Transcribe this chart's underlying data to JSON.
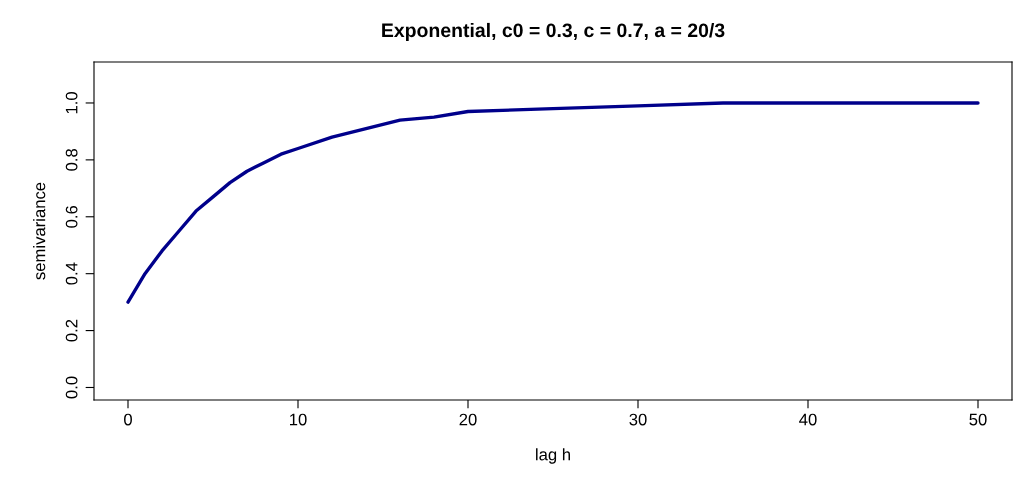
{
  "chart_data": {
    "type": "line",
    "title": "Exponential, c0 = 0.3, c = 0.7, a = 20/3",
    "xlabel": "lag h",
    "ylabel": "semivariance",
    "x": [
      0,
      1,
      2,
      3,
      4,
      5,
      6,
      7,
      8,
      9,
      10,
      12,
      14,
      16,
      18,
      20,
      25,
      30,
      35,
      40,
      45,
      50
    ],
    "series": [
      {
        "color": "#00008b",
        "values": [
          0.3,
          0.4,
          0.48,
          0.55,
          0.62,
          0.67,
          0.72,
          0.76,
          0.79,
          0.82,
          0.84,
          0.88,
          0.91,
          0.94,
          0.95,
          0.97,
          0.98,
          0.99,
          1.0,
          1.0,
          1.0,
          1.0
        ]
      }
    ],
    "xlim": [
      -2,
      52
    ],
    "ylim": [
      -0.044,
      1.144
    ],
    "xticks": [
      0,
      10,
      20,
      30,
      40,
      50
    ],
    "yticks": [
      {
        "value": 0,
        "label": "0.0"
      },
      {
        "value": 0.2,
        "label": "0.2"
      },
      {
        "value": 0.4,
        "label": "0.4"
      },
      {
        "value": 0.6,
        "label": "0.6"
      },
      {
        "value": 0.8,
        "label": "0.8"
      },
      {
        "value": 1.0,
        "label": "1.0"
      }
    ],
    "grid": false,
    "line_style": "solid",
    "marker": "none"
  }
}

- _Aim_: Omit every image. Quote each record exactly.

- _Solution for this task_:
Transcribe this chart's underlying data to JSON.
{
  "chart_data": {
    "type": "line",
    "title": "Exponential, c0 = 0.3, c = 0.7, a = 20/3",
    "xlabel": "lag h",
    "ylabel": "semivariance",
    "x": [
      0,
      1,
      2,
      3,
      4,
      5,
      6,
      7,
      8,
      9,
      10,
      12,
      14,
      16,
      18,
      20,
      25,
      30,
      35,
      40,
      45,
      50
    ],
    "series": [
      {
        "color": "#00008b",
        "values": [
          0.3,
          0.4,
          0.48,
          0.55,
          0.62,
          0.67,
          0.72,
          0.76,
          0.79,
          0.82,
          0.84,
          0.88,
          0.91,
          0.94,
          0.95,
          0.97,
          0.98,
          0.99,
          1.0,
          1.0,
          1.0,
          1.0
        ]
      }
    ],
    "xlim": [
      -2,
      52
    ],
    "ylim": [
      -0.044,
      1.144
    ],
    "xticks": [
      0,
      10,
      20,
      30,
      40,
      50
    ],
    "yticks": [
      {
        "value": 0,
        "label": "0.0"
      },
      {
        "value": 0.2,
        "label": "0.2"
      },
      {
        "value": 0.4,
        "label": "0.4"
      },
      {
        "value": 0.6,
        "label": "0.6"
      },
      {
        "value": 0.8,
        "label": "0.8"
      },
      {
        "value": 1.0,
        "label": "1.0"
      }
    ],
    "grid": false,
    "line_style": "solid",
    "marker": "none"
  }
}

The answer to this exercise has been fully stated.